-------- Provided passage
2026 Chatsworth Eurocopter AS350 crash
- The NTSB crew investigating the wreckage

Accident
- Date: September 15, 2026
- Summary: Under investigation
- Site: Chatsworth, Los Angeles, California; 34°14′13″N 118°34′55″W﻿ / ﻿34.23708°N 118.58191°W;
- Total fatalities: 3
- Total injuries: 2

Aircraft
- A Eurocopter AS350 similar to the one involved
- Aircraft type: Eurocopter AS350 B2 Écureuil
- Aircraft name: NewsChopper4
- Operator: Angel City Air (on behalf of KNBC)
- Registration: N358TV
- Occupants: 2
- Passengers: 1
- Crew: 1
- Fatalities: 2
- Survivors: 0

Ground casualties
- Ground fatalities: 1
- Ground injuries: 2

= 2026 Chatsworth Eurocopter AS350 crash =

Aviation incident in California, United States

On September 15, 2026, a Eurocopter AS350 Écureuil, owned by KNBC/KVEA of Los Angeles, California, crashed while covering a fatal bus crash in Chatsworth. Two people onboard were killed along with one person on the ground. The cause of the crash is under investigation.

== Background ==
KNBC is the NBC-owned-and-operated television station for Los Angeles County, along with its local Spanish-language sister station, KVEA, operated by NBC-owned Telemundo. The helicopter involved in the crash was operated by Angel City Air.

The helicopter had been covering a bus crash between a 2004 Ford Expedition SUV that had been speeding in the wrong direction, and a Los Angeles Metro bus running on line 166, in which two people were killed and six others were injured. The SUV had plowed into the driver's side of the bus near the midsection at very high speed, far above the speed limit of 40 mph, running a red light in the process. The SUV driver was reported to have been driving under the influence when the crash occurred, and was subsequently arrested and charged with second-degree murder; bail was set at $4 million.

== Crash ==
At around 7 pm PDT, the helicopter reportedly lost contact with KNBC, and the engine lost power. An audio recording from the helicopter indicated that it had low RPM, although there was fuel onboard when it crashed. The helicopter came down at the 9100 block of North Mason Avenue, next to or on the site of a self-storage facility.
----------------
Check each statement against the text on the 2026 Chatsworth helicopter crash, and answer yes or no for each, quoting the words that decide it. 1. Angel City Air operated the helicopter. 2. The helicopter had run out of fuel when it crashed. 3. Bail for the SUV driver was set at $2 million.
-------- Data excerpts
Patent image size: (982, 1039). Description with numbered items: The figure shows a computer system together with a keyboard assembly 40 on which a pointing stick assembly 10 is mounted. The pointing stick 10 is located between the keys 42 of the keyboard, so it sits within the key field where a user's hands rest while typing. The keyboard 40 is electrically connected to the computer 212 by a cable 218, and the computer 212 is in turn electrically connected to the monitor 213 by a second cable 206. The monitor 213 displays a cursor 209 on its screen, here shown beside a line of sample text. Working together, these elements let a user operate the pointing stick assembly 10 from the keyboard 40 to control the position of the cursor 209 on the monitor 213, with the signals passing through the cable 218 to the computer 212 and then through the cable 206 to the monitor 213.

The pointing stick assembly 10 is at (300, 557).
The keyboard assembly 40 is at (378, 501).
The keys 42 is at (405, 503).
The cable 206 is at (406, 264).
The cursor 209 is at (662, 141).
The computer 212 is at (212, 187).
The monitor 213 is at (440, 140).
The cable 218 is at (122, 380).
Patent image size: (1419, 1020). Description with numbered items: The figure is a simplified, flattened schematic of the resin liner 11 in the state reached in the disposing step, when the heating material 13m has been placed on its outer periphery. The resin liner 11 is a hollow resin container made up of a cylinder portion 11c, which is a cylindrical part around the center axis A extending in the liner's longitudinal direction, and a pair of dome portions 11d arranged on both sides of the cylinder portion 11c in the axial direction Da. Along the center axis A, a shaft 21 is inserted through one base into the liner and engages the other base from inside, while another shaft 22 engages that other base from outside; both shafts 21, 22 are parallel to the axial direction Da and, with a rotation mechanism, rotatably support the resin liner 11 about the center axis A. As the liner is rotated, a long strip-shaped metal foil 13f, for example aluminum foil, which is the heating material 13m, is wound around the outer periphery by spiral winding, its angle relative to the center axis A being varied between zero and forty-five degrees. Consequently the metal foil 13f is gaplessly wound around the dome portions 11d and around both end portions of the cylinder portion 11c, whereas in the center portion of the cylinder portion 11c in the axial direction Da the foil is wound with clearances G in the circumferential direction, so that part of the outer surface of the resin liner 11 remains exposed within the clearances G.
----------------
**Your solution:**
1. Yes: "The helicopter involved in the crash was operated by Angel City Air."
2. No: "although there was fuel onboard when it crashed."
3. No: "bail was set at $4 million."